# START OF DATA PROVIDED

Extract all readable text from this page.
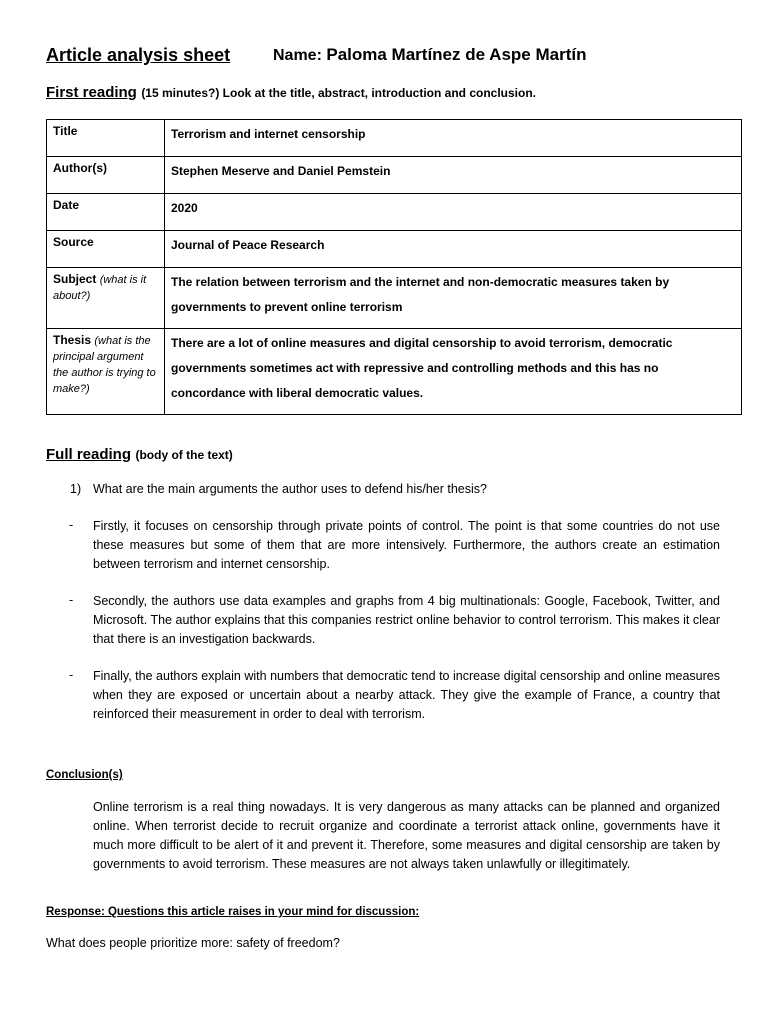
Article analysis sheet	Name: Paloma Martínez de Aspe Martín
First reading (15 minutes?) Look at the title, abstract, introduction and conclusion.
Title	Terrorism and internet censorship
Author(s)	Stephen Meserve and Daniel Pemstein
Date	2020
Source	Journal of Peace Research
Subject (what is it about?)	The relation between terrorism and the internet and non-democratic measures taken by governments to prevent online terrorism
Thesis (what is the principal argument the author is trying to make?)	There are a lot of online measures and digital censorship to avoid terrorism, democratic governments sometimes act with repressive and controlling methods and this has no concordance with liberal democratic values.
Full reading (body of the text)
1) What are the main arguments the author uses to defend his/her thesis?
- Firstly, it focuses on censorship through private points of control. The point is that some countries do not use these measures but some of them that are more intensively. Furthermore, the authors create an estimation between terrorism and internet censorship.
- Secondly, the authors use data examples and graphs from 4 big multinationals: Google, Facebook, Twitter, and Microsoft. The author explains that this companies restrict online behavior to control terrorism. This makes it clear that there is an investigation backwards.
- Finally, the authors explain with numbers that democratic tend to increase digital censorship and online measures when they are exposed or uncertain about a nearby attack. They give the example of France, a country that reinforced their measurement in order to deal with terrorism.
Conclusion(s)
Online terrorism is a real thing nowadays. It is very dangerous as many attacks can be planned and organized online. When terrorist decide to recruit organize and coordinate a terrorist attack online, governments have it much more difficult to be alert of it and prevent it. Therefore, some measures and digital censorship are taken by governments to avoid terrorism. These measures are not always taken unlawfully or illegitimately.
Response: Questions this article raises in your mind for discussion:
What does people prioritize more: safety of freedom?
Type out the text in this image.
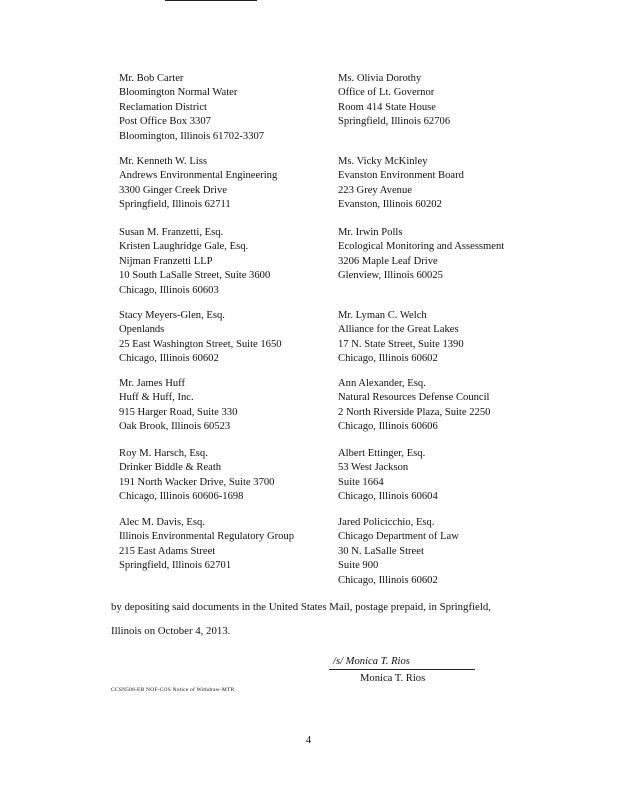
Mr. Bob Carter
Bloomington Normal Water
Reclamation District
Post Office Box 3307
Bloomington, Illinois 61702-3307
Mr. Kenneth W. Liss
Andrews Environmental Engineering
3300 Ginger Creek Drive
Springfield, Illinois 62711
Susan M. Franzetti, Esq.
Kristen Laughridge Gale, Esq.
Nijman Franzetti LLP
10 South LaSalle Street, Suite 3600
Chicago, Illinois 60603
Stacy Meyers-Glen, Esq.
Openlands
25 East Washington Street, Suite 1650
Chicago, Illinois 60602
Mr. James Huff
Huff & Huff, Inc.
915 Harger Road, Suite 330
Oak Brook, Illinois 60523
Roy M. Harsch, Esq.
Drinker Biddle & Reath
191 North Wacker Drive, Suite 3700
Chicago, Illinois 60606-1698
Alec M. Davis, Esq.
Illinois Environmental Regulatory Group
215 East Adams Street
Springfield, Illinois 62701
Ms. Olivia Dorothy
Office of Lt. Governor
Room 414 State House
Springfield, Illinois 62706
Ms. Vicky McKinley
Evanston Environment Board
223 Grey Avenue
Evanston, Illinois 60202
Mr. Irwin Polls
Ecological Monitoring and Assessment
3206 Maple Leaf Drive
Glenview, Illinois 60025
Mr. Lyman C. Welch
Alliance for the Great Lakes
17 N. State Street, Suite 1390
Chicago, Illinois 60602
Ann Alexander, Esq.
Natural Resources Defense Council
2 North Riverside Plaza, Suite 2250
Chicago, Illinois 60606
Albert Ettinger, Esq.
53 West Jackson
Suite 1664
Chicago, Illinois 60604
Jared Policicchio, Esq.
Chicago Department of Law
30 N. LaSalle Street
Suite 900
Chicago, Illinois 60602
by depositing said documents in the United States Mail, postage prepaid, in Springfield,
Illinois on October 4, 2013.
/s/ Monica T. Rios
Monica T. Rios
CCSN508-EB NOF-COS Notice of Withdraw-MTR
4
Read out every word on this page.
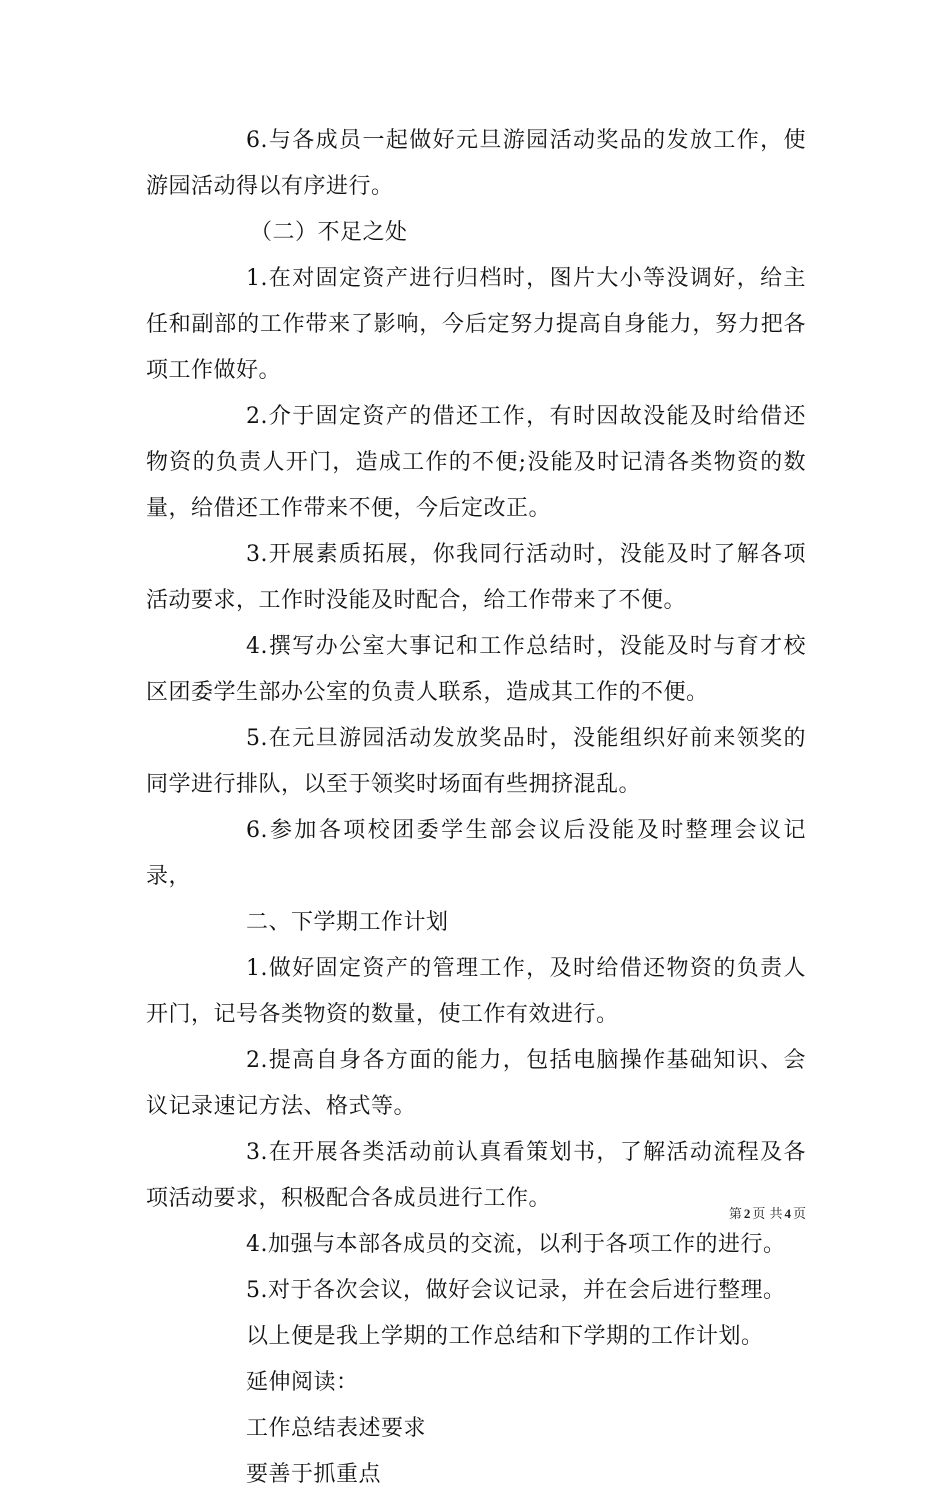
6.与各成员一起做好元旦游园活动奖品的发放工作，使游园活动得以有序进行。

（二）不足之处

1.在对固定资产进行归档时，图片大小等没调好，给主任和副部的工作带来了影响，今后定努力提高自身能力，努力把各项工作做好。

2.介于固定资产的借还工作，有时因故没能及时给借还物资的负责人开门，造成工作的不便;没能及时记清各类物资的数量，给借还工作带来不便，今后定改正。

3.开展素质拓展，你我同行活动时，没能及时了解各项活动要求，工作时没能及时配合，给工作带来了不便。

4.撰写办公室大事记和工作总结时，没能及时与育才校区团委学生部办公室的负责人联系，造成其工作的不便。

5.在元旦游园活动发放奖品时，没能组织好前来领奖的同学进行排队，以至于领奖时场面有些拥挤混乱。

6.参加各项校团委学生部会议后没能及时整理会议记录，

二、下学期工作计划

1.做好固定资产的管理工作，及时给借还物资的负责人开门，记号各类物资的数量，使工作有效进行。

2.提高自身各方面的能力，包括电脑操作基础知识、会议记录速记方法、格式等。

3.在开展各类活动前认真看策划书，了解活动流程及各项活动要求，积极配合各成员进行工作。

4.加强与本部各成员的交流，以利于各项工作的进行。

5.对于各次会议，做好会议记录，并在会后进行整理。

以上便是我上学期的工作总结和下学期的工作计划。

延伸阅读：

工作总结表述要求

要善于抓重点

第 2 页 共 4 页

# END OF DATA PROVIDED
# START OF DATA PROVIDED

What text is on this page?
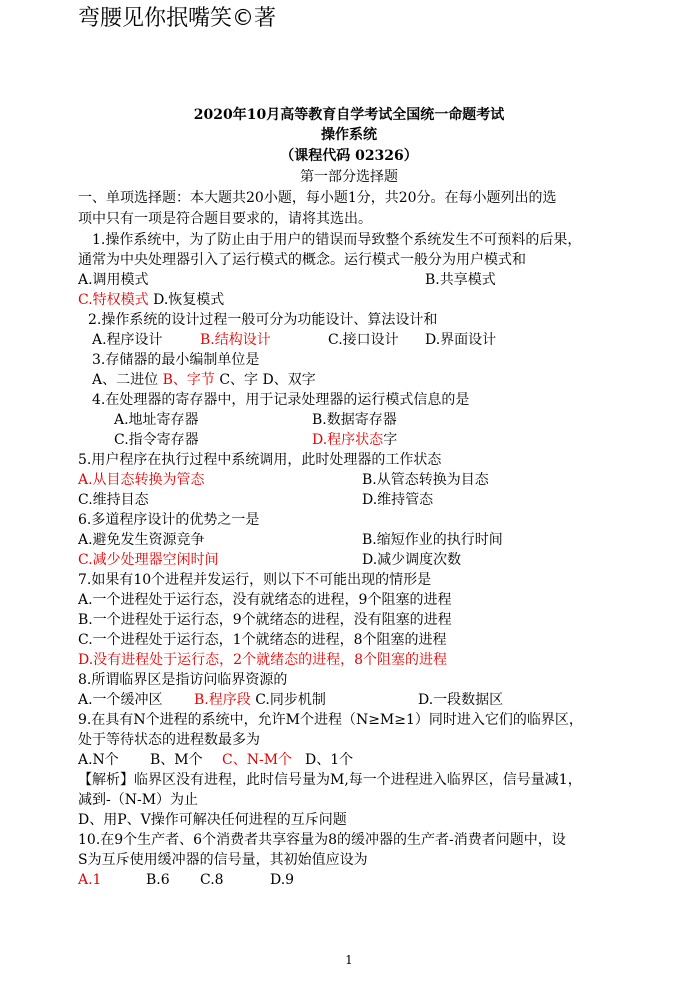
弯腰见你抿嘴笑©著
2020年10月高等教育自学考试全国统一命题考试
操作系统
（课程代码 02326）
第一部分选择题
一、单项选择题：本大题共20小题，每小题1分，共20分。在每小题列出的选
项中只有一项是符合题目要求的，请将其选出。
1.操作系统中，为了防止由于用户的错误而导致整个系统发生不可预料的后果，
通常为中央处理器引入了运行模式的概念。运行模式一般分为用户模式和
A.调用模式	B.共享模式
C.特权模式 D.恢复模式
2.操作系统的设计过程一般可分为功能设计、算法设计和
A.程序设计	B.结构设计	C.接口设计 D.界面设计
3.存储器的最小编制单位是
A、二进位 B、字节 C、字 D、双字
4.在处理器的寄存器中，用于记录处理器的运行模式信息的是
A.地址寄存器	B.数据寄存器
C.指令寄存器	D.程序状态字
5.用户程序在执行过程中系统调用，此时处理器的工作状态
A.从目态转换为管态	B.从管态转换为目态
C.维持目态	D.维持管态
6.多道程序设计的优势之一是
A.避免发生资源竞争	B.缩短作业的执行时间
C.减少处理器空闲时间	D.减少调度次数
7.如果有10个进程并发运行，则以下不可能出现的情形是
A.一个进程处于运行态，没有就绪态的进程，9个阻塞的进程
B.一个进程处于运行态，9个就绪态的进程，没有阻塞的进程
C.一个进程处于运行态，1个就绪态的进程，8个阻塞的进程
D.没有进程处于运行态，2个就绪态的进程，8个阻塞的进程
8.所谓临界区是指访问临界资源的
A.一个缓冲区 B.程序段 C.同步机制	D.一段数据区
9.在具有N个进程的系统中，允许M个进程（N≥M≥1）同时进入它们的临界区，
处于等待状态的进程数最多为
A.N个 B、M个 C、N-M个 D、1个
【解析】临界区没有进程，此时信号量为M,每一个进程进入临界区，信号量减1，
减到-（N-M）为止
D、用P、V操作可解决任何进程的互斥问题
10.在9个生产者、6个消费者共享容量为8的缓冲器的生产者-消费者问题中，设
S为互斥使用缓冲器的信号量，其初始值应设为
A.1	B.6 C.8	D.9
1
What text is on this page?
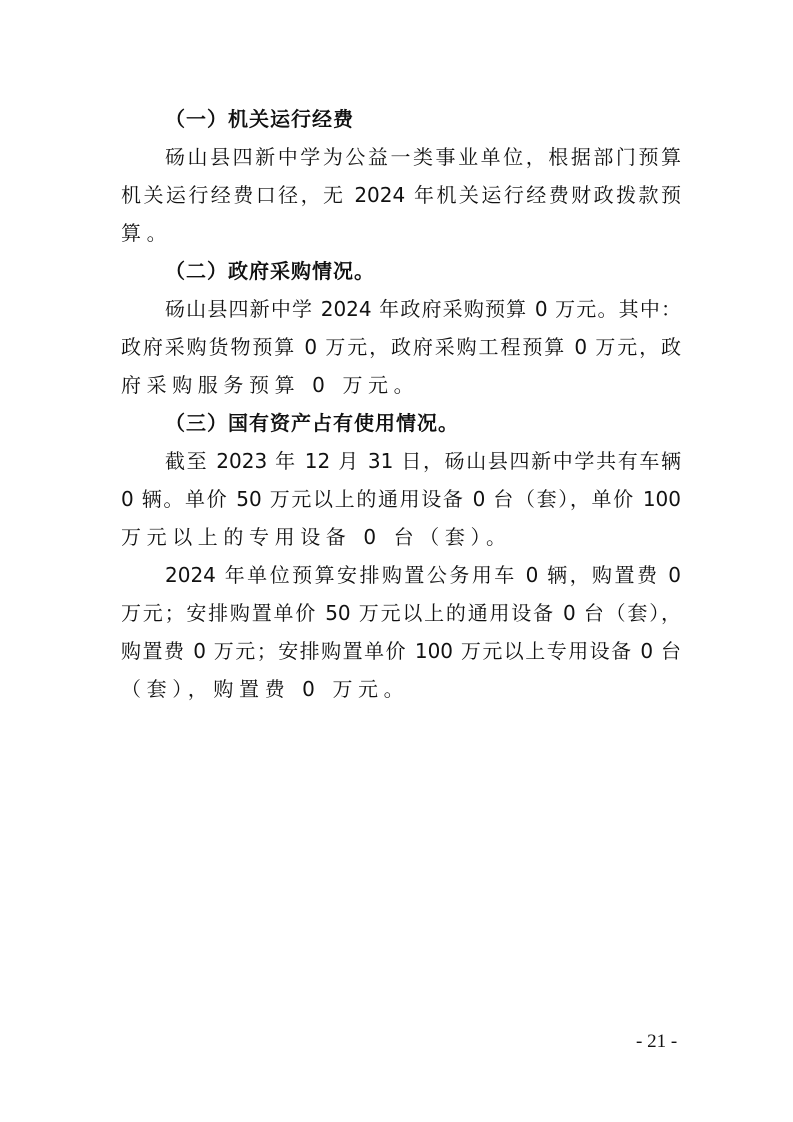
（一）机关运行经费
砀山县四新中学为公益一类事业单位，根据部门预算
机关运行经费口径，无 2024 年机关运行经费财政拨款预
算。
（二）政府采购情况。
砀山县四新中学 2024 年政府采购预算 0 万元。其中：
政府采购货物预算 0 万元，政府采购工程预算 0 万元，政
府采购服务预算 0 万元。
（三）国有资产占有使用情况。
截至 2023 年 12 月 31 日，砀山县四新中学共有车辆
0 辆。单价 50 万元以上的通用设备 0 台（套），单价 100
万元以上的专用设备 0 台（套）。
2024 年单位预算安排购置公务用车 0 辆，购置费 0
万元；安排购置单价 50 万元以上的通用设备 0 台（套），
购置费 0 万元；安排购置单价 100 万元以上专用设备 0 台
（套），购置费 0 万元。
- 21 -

# END OF DATA PROVIDED
# START OF DATA PROVIDED

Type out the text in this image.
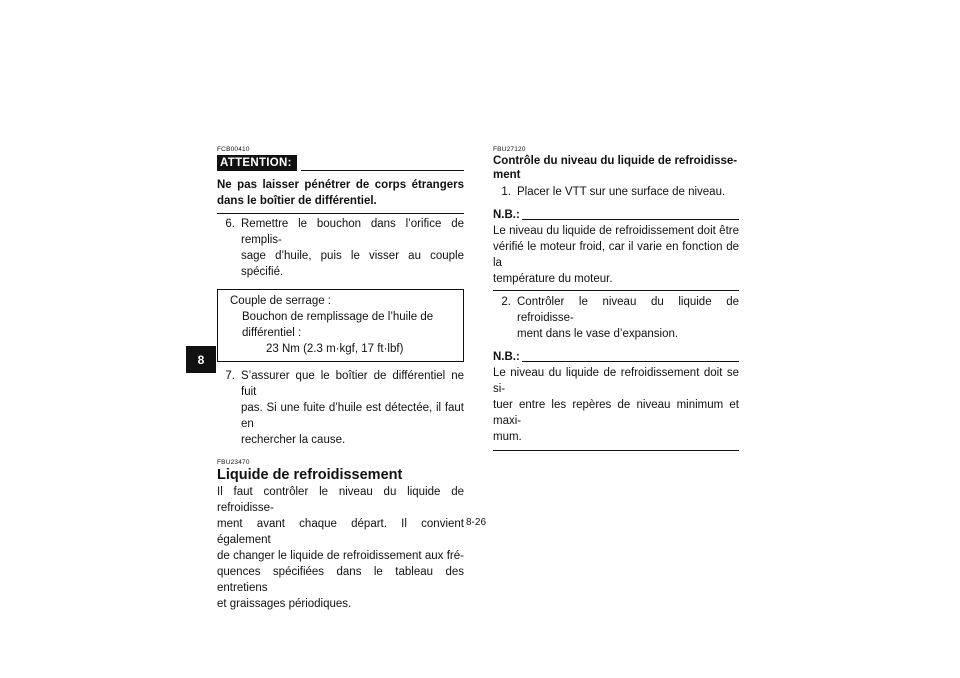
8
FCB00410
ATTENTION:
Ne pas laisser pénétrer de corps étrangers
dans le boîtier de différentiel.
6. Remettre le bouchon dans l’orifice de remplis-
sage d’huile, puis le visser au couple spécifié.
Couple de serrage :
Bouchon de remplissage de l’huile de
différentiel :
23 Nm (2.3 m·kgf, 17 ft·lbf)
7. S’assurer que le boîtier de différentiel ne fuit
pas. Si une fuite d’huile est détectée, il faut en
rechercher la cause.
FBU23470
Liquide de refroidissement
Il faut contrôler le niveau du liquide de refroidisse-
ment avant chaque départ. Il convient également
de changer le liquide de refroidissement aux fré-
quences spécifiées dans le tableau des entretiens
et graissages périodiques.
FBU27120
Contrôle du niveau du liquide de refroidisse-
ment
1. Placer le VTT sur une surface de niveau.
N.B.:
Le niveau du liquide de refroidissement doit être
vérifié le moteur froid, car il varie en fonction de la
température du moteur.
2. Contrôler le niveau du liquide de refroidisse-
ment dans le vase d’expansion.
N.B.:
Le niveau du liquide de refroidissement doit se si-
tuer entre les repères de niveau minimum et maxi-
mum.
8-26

# END OF DATA PROVIDED

■ THE TASK: From the data above, copy each line where the string "一个进程处于运行态" appears.

■ SOLUTION FOR THIS PROBLEM:
A.一个进程处于运行态，没有就绪态的进程，9个阻塞的进程
B.一个进程处于运行态，9个就绪态的进程，没有阻塞的进程
C.一个进程处于运行态，1个就绪态的进程，8个阻塞的进程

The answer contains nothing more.